## Objective
Lines holding the string "нарушение" are the ones to copy; find them all in the data.

## Data for the task

____________________

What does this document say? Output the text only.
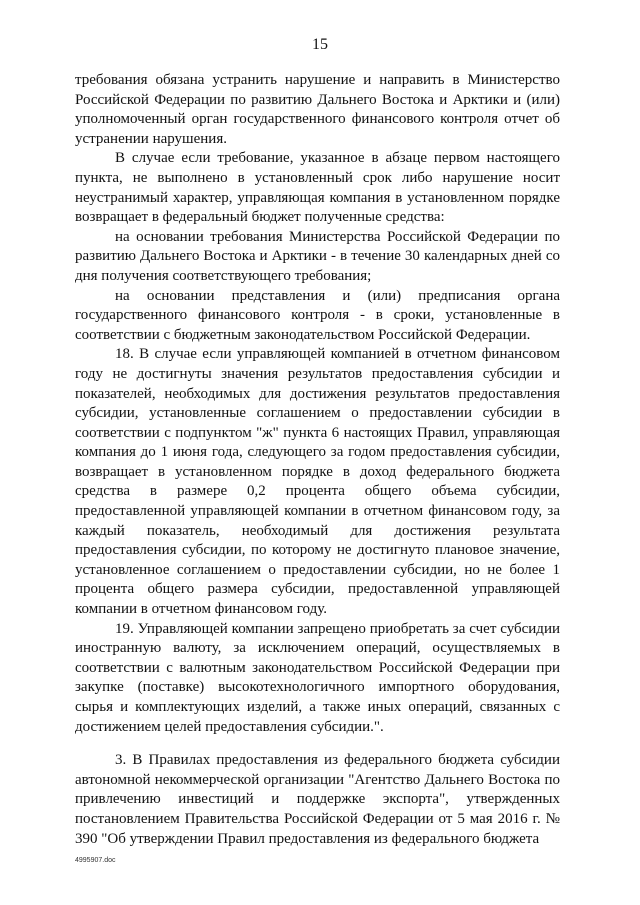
15

требования обязана устранить нарушение и направить в Министерство Российской Федерации по развитию Дальнего Востока и Арктики и (или) уполномоченный орган государственного финансового контроля отчет об устранении нарушения.

В случае если требование, указанное в абзаце первом настоящего пункта, не выполнено в установленный срок либо нарушение носит неустранимый характер, управляющая компания в установленном порядке возвращает в федеральный бюджет полученные средства:

на основании требования Министерства Российской Федерации по развитию Дальнего Востока и Арктики - в течение 30 календарных дней со дня получения соответствующего требования;

на основании представления и (или) предписания органа государственного финансового контроля - в сроки, установленные в соответствии с бюджетным законодательством Российской Федерации.

18. В случае если управляющей компанией в отчетном финансовом году не достигнуты значения результатов предоставления субсидии и показателей, необходимых для достижения результатов предоставления субсидии, установленные соглашением о предоставлении субсидии в соответствии с подпунктом "ж" пункта 6 настоящих Правил, управляющая компания до 1 июня года, следующего за годом предоставления субсидии, возвращает в установленном порядке в доход федерального бюджета средства в размере 0,2 процента общего объема субсидии, предоставленной управляющей компании в отчетном финансовом году, за каждый показатель, необходимый для достижения результата предоставления субсидии, по которому не достигнуто плановое значение, установленное соглашением о предоставлении субсидии, но не более 1 процента общего размера субсидии, предоставленной управляющей компании в отчетном финансовом году.

19. Управляющей компании запрещено приобретать за счет субсидии иностранную валюту, за исключением операций, осуществляемых в соответствии с валютным законодательством Российской Федерации при закупке (поставке) высокотехнологичного импортного оборудования, сырья и комплектующих изделий, а также иных операций, связанных с достижением целей предоставления субсидии.".

3. В Правилах предоставления из федерального бюджета субсидии автономной некоммерческой организации "Агентство Дальнего Востока по привлечению инвестиций и поддержке экспорта", утвержденных постановлением Правительства Российской Федерации от 5 мая 2016 г. № 390 "Об утверждении Правил предоставления из федерального бюджета

4995907.doc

____________________

## Written response
требования обязана устранить нарушение и направить в Министерство Российской Федерации по развитию Дальнего Востока и Арктики и (или) уполномоченный орган государственного финансового контроля отчет об устранении нарушения.
В случае если требование, указанное в абзаце первом настоящего пункта, не выполнено в установленный срок либо нарушение носит неустранимый характер, управляющая компания в установленном порядке возвращает в федеральный бюджет полученные средства:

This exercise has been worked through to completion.